• _Records shown_

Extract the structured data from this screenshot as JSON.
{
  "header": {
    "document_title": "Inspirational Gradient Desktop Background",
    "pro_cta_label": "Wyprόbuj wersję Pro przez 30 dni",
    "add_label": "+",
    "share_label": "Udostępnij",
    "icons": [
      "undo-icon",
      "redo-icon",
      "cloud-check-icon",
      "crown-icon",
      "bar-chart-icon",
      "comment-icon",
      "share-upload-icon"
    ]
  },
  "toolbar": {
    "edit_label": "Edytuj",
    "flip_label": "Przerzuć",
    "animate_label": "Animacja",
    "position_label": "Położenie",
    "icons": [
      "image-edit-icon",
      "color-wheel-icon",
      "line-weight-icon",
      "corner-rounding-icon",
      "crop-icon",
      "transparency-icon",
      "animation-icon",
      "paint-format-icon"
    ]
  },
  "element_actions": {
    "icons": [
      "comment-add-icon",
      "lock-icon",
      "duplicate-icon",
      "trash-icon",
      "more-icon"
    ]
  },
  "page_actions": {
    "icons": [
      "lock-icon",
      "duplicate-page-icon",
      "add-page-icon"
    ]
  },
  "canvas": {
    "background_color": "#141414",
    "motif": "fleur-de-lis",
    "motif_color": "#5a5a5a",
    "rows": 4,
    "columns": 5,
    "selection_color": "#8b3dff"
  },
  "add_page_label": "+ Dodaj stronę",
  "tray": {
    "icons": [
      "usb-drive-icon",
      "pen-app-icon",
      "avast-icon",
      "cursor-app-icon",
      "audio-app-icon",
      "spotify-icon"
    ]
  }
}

• _Your task_
How many of the lines above include the word "duplicate"? Respond with the number alone.

• _Solution_
2